---------- SELECTED EXTRACT

The U.S. Department of Defense (DoD) announced on Monday that it has created a vulnerability disclosure policy that aims to provide guidance to researchers on how to disclose security holes found in the organization’s public-facing websites.
The new vulnerability disclosure policy does not include any rewards. Instead, it provides a legal avenue for reporting flaws and the Pentagon hopes it will encourage the cybersecurity community to help it improve its defenses.
Hackers who find vulnerabilities in any public website owned, operated or controlled by the DoD, particularly defense.gov and .mil domains, can submit a report via HackerOne. The organization has promised to acknowledge reports within three business days and publicly recognize those who submit valid issues.
“The Vulnerability Disclosure Policy is a ‘see something, say something’ policy for the digital domain,” said Secretary of Defense Ash Carter. “We want to encourage computer security researchers to help us improve our defenses. This policy gives them a legal pathway to bolster the department’s cybersecurity and ultimately the nation’s security.”
Registration open for Hack the Army
Following the success of the “Hack the Pentagon” initiative, the DoD decided to award a combined $7 million contract to HackerOne and Synack to help its components launch similar bug bounty programs. The first initiative has been launched by the U.S. Army via the HackerOne platform.

--------------------

> STUDY QUESTIONS:
1) Decide whether each statement agrees with the article on the Defense Department's vulnerability disclosure policy. Answer yes or no for each, and quote the words of the article that decide it.
(a) The policy pays researchers a reward for reporting flaws.
(b) The Defense Department has promised to acknowledge reports within three business days.
(c) The $7 million contract was awarded to HackerOne alone.
2) Carry the article on the Defense Department's vulnerability disclosure policy forward from its last sentence, about the Army's first initiative on HackerOne.

---------- DATASET EXTRACT

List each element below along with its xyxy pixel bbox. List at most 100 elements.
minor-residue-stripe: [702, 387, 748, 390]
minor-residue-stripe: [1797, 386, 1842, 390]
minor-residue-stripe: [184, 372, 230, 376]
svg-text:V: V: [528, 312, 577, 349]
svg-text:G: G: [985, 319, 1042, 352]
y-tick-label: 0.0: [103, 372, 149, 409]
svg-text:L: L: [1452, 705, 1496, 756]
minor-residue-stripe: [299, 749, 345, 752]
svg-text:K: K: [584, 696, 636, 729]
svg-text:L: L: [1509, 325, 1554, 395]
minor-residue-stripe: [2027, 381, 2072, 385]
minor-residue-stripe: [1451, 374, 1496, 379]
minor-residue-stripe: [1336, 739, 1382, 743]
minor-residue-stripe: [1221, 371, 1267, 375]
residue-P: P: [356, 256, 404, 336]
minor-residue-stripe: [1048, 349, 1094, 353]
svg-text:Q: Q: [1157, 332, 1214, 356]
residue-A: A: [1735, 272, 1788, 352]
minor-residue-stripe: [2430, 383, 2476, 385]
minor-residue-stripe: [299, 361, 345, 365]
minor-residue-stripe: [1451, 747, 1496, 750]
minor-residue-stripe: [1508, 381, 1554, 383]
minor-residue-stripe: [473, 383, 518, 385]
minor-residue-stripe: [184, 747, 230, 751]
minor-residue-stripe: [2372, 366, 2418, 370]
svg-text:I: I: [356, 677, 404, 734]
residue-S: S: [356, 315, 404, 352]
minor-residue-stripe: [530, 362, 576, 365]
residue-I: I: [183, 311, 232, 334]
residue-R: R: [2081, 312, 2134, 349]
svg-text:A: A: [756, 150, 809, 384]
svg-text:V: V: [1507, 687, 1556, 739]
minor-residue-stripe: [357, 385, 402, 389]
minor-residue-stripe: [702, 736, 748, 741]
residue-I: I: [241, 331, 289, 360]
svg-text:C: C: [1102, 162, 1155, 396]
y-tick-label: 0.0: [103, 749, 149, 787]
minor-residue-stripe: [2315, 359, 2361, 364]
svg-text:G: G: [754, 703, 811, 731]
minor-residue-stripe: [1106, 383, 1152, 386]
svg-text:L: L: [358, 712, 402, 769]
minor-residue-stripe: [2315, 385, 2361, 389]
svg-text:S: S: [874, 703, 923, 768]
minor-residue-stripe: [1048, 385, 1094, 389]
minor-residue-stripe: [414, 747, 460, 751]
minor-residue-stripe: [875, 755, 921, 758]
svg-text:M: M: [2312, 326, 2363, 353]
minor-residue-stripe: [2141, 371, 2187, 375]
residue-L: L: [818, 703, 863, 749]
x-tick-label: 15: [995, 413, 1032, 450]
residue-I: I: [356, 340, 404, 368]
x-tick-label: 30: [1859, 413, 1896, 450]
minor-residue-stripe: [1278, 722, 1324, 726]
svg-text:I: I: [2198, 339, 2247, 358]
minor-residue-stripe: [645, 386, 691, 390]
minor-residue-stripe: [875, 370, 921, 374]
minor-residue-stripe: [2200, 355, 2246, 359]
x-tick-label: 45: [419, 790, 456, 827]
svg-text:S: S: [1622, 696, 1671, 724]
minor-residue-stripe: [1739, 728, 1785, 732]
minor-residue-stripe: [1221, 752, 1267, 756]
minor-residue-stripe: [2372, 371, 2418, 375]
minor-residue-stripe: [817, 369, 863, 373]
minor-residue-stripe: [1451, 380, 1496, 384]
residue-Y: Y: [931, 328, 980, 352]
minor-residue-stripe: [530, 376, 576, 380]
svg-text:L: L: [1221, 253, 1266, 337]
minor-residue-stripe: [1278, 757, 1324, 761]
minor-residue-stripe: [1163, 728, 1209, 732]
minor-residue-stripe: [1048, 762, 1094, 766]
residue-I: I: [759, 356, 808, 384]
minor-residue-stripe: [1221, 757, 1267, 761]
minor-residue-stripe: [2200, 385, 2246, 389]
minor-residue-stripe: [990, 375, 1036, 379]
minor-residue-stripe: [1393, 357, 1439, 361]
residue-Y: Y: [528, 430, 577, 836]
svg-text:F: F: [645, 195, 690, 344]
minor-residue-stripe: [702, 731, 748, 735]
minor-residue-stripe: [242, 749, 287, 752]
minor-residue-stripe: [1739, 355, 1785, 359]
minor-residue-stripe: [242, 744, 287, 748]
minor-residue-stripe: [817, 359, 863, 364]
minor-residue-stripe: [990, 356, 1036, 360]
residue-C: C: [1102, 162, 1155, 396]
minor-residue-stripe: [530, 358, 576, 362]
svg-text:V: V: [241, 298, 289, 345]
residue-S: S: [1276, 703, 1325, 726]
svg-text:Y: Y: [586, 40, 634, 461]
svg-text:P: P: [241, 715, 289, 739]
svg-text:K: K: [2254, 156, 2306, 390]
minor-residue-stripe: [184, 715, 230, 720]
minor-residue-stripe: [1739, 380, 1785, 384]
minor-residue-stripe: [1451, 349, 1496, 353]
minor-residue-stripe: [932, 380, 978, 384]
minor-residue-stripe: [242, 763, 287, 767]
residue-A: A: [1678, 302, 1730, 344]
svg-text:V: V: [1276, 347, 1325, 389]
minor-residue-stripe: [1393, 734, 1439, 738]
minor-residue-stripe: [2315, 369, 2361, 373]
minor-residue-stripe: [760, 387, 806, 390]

--------------------

> RESULTS:
1)
(a) No: "The new vulnerability disclosure policy does not include any rewards."
(b) Yes: "The organization has promised to acknowledge reports within three business days"
(c) No: "award a combined $7 million contract to HackerOne and Synack"

2)
The Hack the Army program was announced earlier this month and the registration period started on Monday. The roughly 500 white hat hackers expected to take part in the challenge can earn thousands of dollars in bounties, the DoD said.
Registration is open until November 28 and the program will run between November 30 and December 21. The DoD pointed out that members of the public need to meet certain conditions to participate, including eligibility to work within the U.S. and not residing in a country under trade sanctions.
Over 1,400 hackers signed up for the Hack the Pentagon program that took place this spring. More than 250 of them submitted at least one vulnerability report and 138 submissions were eligible for a bounty. The cost of the pilot was $150,000, half of which represented the bounty rewards.